# WHAT THIS TASK INVOLVES:
Retype the full set of records. Keep every character identical.

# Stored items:
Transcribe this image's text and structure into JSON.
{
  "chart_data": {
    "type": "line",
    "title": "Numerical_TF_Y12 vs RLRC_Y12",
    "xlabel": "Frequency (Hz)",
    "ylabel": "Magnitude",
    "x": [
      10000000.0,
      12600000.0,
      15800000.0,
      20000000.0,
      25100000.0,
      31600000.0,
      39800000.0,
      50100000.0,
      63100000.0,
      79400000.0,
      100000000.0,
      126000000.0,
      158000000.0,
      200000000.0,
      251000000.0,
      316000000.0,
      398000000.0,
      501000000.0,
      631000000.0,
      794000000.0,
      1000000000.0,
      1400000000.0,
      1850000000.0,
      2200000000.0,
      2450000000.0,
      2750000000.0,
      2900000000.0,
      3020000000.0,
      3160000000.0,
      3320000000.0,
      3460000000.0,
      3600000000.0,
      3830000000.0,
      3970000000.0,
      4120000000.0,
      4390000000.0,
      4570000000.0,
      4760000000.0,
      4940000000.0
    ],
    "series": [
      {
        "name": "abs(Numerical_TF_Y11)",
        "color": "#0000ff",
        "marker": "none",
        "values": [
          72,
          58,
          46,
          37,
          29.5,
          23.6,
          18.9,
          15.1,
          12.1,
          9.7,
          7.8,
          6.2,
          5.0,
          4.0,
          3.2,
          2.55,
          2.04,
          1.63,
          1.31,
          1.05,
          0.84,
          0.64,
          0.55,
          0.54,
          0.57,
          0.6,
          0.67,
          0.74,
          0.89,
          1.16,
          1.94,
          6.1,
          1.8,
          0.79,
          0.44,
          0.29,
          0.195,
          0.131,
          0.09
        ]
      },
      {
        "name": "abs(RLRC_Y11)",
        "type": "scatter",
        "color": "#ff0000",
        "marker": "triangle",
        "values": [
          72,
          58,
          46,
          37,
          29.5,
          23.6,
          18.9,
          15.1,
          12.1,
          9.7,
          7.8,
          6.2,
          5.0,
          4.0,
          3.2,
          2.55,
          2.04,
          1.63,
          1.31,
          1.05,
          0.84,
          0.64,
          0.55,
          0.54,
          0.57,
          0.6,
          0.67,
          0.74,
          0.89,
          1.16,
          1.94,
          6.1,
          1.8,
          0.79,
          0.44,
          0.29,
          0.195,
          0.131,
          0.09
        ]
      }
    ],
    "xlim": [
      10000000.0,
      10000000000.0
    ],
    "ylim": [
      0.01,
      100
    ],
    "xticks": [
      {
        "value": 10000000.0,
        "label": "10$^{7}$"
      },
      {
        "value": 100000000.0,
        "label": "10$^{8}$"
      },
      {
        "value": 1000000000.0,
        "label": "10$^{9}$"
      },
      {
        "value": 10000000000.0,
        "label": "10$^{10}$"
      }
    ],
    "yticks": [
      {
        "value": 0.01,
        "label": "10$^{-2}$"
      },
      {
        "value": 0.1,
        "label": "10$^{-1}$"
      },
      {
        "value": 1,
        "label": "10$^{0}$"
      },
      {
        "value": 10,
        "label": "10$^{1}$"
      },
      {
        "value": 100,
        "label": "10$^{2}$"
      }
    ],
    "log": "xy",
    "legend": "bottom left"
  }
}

# THE SOLUTION:
Transcribe this image's text and structure into JSON.
{
  "chart_data": {
    "type": "line",
    "title": "Numerical_TF_Y12 vs RLRC_Y12",
    "xlabel": "Frequency (Hz)",
    "ylabel": "Magnitude",
    "x": [
      10000000.0,
      12600000.0,
      15800000.0,
      20000000.0,
      25100000.0,
      31600000.0,
      39800000.0,
      50100000.0,
      63100000.0,
      79400000.0,
      100000000.0,
      126000000.0,
      158000000.0,
      200000000.0,
      251000000.0,
      316000000.0,
      398000000.0,
      501000000.0,
      631000000.0,
      794000000.0,
      1000000000.0,
      1400000000.0,
      1850000000.0,
      2200000000.0,
      2450000000.0,
      2750000000.0,
      2900000000.0,
      3020000000.0,
      3160000000.0,
      3320000000.0,
      3460000000.0,
      3600000000.0,
      3830000000.0,
      3970000000.0,
      4120000000.0,
      4390000000.0,
      4570000000.0,
      4760000000.0,
      4940000000.0
    ],
    "series": [
      {
        "name": "abs(Numerical_TF_Y11)",
        "color": "#0000ff",
        "marker": "none",
        "values": [
          72,
          58,
          46,
          37,
          29.5,
          23.6,
          18.9,
          15.1,
          12.1,
          9.7,
          7.8,
          6.2,
          5.0,
          4.0,
          3.2,
          2.55,
          2.04,
          1.63,
          1.31,
          1.05,
          0.84,
          0.64,
          0.55,
          0.54,
          0.57,
          0.6,
          0.67,
          0.74,
          0.89,
          1.16,
          1.94,
          6.1,
          1.8,
          0.79,
          0.44,
          0.29,
          0.195,
          0.131,
          0.09
        ]
      },
      {
        "name": "abs(RLRC_Y11)",
        "type": "scatter",
        "color": "#ff0000",
        "marker": "triangle",
        "values": [
          72,
          58,
          46,
          37,
          29.5,
          23.6,
          18.9,
          15.1,
          12.1,
          9.7,
          7.8,
          6.2,
          5.0,
          4.0,
          3.2,
          2.55,
          2.04,
          1.63,
          1.31,
          1.05,
          0.84,
          0.64,
          0.55,
          0.54,
          0.57,
          0.6,
          0.67,
          0.74,
          0.89,
          1.16,
          1.94,
          6.1,
          1.8,
          0.79,
          0.44,
          0.29,
          0.195,
          0.131,
          0.09
        ]
      }
    ],
    "xlim": [
      10000000.0,
      10000000000.0
    ],
    "ylim": [
      0.01,
      100
    ],
    "xticks": [
      {
        "value": 10000000.0,
        "label": "10$^{7}$"
      },
      {
        "value": 100000000.0,
        "label": "10$^{8}$"
      },
      {
        "value": 1000000000.0,
        "label": "10$^{9}$"
      },
      {
        "value": 10000000000.0,
        "label": "10$^{10}$"
      }
    ],
    "yticks": [
      {
        "value": 0.01,
        "label": "10$^{-2}$"
      },
      {
        "value": 0.1,
        "label": "10$^{-1}$"
      },
      {
        "value": 1,
        "label": "10$^{0}$"
      },
      {
        "value": 10,
        "label": "10$^{1}$"
      },
      {
        "value": 100,
        "label": "10$^{2}$"
      }
    ],
    "log": "xy",
    "legend": "bottom left"
  }
}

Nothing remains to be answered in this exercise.